Copy each line of the records that holds the string "JSON".

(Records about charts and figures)
######

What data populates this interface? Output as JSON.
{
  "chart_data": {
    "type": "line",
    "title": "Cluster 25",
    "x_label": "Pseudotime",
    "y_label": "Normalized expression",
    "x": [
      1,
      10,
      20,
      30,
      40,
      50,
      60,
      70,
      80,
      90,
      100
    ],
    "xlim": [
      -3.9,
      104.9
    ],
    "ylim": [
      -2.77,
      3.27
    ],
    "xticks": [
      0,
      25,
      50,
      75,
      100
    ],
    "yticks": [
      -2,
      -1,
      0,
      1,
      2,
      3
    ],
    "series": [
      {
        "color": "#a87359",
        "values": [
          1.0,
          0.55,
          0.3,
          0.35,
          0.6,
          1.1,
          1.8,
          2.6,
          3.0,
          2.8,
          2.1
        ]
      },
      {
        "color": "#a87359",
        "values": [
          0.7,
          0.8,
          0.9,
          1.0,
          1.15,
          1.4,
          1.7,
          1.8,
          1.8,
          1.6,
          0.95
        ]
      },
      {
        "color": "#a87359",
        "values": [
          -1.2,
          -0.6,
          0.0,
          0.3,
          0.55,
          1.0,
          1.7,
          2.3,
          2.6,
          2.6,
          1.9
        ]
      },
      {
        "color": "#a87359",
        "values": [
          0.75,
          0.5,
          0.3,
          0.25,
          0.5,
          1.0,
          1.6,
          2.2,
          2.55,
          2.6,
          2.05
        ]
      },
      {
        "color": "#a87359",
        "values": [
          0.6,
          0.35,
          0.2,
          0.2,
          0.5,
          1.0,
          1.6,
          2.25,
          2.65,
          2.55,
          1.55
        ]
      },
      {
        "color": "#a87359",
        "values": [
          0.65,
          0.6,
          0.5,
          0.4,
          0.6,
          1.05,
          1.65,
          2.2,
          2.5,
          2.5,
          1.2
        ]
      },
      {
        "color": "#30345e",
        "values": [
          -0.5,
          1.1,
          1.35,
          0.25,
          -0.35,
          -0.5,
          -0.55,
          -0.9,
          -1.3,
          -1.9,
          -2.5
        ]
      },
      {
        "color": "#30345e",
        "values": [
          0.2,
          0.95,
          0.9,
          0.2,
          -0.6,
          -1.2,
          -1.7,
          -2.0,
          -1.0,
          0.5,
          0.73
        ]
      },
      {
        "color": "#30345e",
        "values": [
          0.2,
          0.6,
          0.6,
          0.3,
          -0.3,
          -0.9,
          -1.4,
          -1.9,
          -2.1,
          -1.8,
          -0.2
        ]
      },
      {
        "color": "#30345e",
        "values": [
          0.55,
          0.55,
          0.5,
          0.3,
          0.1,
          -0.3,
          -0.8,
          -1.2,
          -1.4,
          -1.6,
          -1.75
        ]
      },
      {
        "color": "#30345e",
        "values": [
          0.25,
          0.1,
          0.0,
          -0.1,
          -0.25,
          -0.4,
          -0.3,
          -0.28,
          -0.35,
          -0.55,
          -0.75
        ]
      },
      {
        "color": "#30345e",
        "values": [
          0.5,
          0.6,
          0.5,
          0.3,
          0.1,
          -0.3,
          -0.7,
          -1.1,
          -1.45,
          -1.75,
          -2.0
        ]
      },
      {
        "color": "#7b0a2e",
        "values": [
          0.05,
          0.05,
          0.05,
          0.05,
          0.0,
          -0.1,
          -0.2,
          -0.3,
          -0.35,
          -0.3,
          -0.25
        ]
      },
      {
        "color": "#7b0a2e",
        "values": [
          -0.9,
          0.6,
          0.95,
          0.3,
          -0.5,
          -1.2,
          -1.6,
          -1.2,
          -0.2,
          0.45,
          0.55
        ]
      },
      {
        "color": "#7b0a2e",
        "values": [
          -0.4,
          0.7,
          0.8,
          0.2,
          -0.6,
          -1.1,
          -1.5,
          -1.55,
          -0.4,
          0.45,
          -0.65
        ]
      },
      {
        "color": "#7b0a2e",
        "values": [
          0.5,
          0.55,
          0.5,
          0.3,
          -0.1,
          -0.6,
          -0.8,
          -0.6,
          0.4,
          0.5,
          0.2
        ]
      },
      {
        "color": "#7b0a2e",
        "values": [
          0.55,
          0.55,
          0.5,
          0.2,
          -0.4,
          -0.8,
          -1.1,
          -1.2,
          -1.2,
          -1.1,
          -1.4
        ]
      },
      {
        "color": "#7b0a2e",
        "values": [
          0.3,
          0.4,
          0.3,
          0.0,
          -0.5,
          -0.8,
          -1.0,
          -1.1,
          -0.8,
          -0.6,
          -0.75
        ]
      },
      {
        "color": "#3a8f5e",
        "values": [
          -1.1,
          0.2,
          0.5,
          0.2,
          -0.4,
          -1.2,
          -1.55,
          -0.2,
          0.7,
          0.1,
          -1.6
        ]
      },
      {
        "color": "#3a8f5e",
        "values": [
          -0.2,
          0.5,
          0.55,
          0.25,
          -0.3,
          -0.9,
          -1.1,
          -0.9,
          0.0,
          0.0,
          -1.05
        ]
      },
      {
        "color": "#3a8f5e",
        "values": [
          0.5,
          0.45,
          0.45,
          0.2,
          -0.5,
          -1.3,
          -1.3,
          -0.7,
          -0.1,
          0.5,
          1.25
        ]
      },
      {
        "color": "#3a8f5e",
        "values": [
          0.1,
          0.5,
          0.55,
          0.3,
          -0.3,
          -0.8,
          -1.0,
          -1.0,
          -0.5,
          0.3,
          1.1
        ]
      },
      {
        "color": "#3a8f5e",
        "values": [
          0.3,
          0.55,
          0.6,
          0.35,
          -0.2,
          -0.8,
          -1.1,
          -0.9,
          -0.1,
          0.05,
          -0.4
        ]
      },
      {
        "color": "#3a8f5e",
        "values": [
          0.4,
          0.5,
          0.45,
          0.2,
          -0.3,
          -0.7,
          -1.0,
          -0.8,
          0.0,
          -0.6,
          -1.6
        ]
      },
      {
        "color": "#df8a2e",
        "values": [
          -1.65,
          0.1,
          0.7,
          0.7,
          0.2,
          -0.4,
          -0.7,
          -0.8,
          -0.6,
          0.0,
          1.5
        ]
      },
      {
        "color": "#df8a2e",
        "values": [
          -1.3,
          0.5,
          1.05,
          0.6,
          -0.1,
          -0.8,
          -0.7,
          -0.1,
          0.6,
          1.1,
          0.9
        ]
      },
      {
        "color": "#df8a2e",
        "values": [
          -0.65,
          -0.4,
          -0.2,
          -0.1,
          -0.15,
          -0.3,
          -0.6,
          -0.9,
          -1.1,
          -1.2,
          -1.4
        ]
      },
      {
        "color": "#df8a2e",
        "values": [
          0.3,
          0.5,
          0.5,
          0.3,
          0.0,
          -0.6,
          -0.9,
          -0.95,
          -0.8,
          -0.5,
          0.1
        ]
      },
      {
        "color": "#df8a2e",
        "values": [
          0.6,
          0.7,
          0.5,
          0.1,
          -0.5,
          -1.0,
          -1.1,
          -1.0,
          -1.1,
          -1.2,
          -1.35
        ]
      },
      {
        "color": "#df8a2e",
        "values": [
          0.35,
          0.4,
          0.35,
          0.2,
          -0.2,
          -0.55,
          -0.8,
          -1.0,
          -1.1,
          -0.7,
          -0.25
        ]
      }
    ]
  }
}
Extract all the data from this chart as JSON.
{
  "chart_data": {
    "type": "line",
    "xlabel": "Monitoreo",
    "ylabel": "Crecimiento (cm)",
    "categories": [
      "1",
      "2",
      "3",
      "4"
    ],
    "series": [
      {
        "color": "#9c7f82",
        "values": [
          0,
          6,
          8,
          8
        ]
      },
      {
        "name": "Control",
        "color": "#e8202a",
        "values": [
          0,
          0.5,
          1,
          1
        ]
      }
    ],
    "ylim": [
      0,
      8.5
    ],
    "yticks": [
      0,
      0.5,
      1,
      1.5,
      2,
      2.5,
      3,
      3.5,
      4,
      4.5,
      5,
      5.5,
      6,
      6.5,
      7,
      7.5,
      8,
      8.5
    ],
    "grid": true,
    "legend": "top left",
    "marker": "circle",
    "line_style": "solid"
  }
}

######

§ RESPONSE:
What data populates this interface? Output as JSON.
Extract all the data from this chart as JSON.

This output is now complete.